## Short problem
Search the data below for "JSON"; list each line that holds it.

(Records from a collection of figures)
***
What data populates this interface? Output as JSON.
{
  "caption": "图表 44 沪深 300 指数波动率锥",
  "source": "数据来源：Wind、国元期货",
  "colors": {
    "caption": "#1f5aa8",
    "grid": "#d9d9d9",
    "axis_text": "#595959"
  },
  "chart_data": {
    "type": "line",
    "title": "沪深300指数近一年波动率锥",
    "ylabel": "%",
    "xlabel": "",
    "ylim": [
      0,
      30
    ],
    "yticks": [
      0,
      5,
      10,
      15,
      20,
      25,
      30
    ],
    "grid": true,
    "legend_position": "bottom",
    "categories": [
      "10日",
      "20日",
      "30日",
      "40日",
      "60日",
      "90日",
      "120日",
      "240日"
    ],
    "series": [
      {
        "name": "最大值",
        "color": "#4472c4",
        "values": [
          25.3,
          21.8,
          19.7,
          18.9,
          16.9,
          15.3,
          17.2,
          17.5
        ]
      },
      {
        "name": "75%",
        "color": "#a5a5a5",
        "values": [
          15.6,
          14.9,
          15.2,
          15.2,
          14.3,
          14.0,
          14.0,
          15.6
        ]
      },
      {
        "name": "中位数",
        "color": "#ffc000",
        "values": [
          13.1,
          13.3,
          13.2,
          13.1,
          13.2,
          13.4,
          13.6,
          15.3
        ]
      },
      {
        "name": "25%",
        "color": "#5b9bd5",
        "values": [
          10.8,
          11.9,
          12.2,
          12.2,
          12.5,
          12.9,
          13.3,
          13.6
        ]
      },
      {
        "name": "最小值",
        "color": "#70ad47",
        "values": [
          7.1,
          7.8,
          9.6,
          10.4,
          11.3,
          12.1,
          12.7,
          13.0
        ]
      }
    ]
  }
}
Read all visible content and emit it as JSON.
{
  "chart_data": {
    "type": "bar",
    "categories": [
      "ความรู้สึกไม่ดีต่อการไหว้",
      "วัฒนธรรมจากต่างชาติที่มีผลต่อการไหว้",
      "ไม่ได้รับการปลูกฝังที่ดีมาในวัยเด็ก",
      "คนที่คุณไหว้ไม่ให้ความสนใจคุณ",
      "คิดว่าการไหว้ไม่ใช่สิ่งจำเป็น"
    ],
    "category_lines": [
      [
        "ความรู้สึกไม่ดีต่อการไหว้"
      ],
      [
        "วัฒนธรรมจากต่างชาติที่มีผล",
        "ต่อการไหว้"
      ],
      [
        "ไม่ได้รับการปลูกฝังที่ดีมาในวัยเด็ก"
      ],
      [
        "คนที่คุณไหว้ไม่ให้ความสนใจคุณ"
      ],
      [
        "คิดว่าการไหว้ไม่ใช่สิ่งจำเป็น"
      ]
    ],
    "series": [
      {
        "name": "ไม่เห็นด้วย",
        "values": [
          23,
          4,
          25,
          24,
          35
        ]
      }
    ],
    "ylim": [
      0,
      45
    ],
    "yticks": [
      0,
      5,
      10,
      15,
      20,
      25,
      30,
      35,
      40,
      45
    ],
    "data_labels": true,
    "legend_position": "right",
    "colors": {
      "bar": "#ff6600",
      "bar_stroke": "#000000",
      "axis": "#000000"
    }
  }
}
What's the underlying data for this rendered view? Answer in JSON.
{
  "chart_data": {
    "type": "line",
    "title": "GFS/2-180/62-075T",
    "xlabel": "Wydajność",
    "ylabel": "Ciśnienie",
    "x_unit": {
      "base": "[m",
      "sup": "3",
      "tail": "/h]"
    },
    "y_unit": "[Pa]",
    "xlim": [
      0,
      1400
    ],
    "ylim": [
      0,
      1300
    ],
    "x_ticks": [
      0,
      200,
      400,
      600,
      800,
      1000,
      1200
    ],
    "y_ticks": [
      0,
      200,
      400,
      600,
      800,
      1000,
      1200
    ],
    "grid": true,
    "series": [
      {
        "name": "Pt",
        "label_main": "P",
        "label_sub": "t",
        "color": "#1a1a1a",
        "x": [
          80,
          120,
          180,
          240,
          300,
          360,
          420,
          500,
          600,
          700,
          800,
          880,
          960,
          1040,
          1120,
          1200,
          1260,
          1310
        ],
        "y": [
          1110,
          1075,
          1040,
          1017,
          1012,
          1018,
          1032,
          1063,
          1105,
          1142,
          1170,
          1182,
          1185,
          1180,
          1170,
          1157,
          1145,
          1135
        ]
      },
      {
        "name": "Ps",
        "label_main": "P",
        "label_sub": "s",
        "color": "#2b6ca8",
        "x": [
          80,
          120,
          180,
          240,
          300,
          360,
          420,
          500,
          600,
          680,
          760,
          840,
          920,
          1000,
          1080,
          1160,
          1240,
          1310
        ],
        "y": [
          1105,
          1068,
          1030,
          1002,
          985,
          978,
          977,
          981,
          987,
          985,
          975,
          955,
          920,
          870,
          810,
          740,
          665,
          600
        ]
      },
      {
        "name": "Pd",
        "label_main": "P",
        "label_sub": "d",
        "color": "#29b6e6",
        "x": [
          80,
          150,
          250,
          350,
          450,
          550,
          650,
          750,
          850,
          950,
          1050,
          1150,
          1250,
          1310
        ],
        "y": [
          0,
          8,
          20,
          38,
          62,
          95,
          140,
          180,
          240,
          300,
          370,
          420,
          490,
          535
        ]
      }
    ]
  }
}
***
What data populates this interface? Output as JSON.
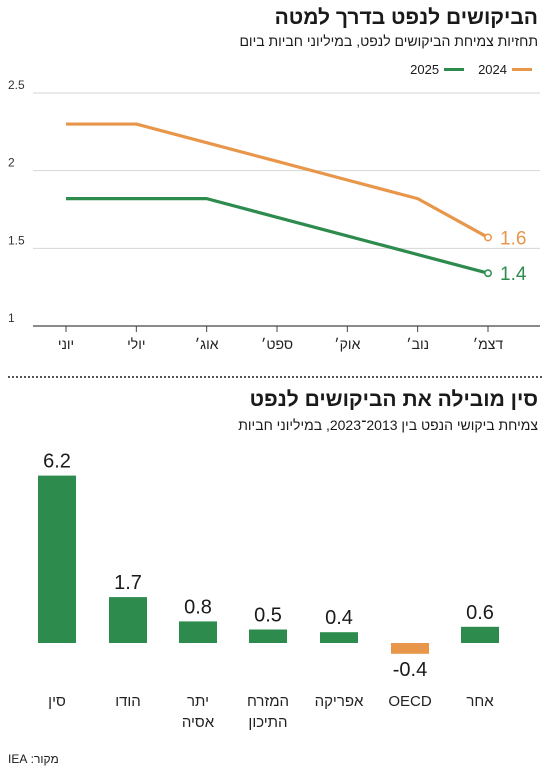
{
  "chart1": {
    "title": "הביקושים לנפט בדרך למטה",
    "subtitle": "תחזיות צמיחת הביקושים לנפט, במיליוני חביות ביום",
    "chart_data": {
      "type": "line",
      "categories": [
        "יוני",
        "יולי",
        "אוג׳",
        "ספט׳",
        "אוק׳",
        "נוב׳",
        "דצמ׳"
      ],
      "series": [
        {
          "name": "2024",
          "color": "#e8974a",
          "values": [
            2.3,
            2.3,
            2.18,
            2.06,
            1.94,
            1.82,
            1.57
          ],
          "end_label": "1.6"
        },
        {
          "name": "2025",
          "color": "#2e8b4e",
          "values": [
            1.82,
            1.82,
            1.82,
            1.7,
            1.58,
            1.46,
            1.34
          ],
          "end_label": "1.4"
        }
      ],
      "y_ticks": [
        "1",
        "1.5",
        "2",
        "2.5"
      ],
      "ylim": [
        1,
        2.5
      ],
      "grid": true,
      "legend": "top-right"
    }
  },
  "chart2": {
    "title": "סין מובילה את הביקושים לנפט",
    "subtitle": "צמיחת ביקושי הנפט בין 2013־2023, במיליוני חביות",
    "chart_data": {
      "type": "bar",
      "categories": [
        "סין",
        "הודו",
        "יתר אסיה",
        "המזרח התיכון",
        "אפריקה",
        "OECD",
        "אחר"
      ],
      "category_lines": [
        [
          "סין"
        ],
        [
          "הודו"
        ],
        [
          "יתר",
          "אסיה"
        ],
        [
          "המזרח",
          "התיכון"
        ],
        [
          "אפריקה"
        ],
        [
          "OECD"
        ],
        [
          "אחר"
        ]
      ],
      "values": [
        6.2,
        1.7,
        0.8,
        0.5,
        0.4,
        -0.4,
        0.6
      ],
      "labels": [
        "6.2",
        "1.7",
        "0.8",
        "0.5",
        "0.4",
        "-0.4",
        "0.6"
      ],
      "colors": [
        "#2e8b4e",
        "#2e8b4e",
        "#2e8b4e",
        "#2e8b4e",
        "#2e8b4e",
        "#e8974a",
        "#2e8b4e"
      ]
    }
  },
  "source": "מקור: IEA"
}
***
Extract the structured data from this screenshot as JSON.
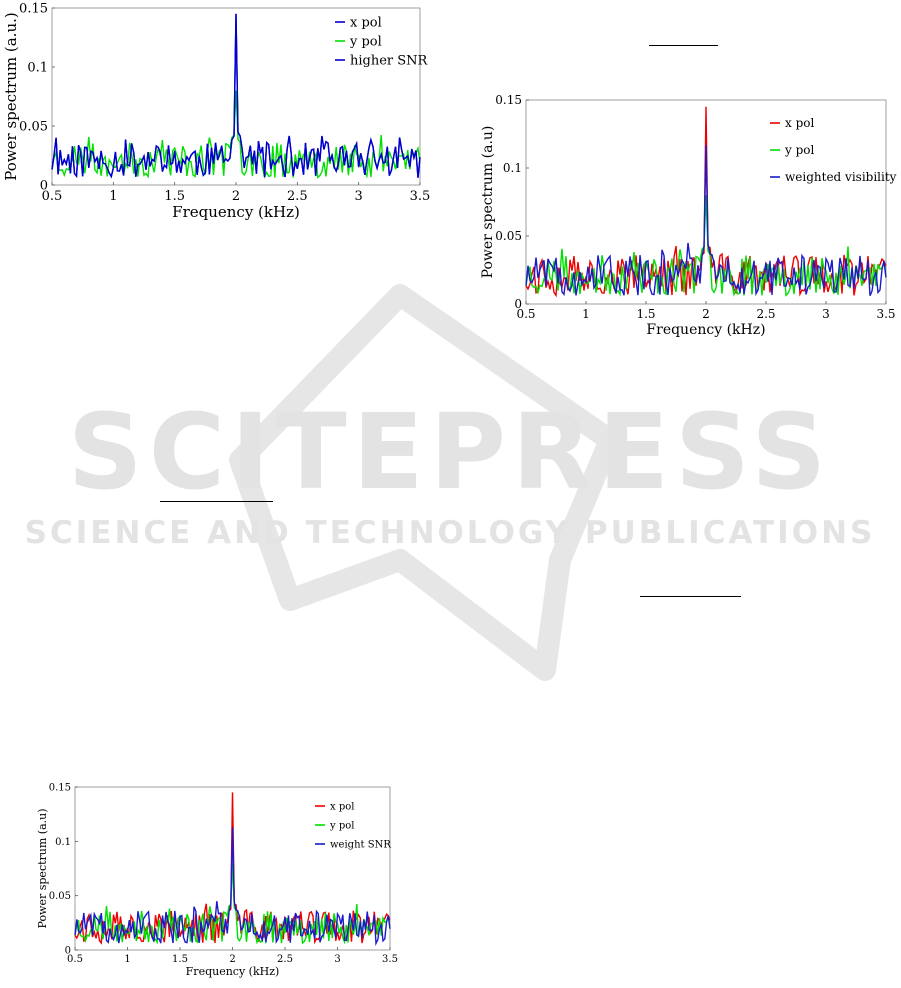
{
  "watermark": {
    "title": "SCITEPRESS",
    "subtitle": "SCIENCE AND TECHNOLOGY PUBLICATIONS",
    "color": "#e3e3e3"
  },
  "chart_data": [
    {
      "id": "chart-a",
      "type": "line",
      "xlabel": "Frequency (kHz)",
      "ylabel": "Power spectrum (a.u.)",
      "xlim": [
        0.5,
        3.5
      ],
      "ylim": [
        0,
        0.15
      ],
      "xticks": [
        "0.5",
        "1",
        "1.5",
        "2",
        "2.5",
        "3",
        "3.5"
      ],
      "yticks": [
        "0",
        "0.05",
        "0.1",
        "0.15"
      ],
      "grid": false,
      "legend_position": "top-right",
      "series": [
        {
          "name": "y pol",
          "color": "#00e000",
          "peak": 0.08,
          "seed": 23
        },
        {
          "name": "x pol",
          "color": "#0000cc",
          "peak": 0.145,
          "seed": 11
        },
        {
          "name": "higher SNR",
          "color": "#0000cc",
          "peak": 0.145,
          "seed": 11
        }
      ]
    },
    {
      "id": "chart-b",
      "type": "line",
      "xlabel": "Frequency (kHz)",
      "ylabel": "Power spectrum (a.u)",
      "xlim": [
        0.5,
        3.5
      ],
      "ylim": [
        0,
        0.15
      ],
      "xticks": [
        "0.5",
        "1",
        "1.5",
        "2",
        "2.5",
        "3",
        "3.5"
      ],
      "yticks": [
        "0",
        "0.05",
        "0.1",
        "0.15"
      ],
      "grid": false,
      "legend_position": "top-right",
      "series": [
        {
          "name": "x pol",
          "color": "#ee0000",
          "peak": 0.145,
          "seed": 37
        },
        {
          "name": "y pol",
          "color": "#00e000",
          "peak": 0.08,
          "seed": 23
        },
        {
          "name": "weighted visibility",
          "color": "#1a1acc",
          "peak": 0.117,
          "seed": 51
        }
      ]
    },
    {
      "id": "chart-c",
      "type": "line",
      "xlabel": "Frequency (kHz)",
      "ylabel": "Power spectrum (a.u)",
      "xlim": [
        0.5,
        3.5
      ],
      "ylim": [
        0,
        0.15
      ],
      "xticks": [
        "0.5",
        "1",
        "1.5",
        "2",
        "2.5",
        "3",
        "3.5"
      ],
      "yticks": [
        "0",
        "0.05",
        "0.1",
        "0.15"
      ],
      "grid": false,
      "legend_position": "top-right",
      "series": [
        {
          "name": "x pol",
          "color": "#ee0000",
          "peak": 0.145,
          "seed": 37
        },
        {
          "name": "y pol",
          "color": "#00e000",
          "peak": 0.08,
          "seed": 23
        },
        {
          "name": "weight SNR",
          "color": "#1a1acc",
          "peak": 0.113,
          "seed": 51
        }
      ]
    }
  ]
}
***
## Complete response
What data populates this interface? Output as JSON.
Read all visible content and emit it as JSON.
What's the underlying data for this rendered view? Answer in JSON.
What data populates this interface? Output as JSON.
Extract the structured data from this screenshot as JSON.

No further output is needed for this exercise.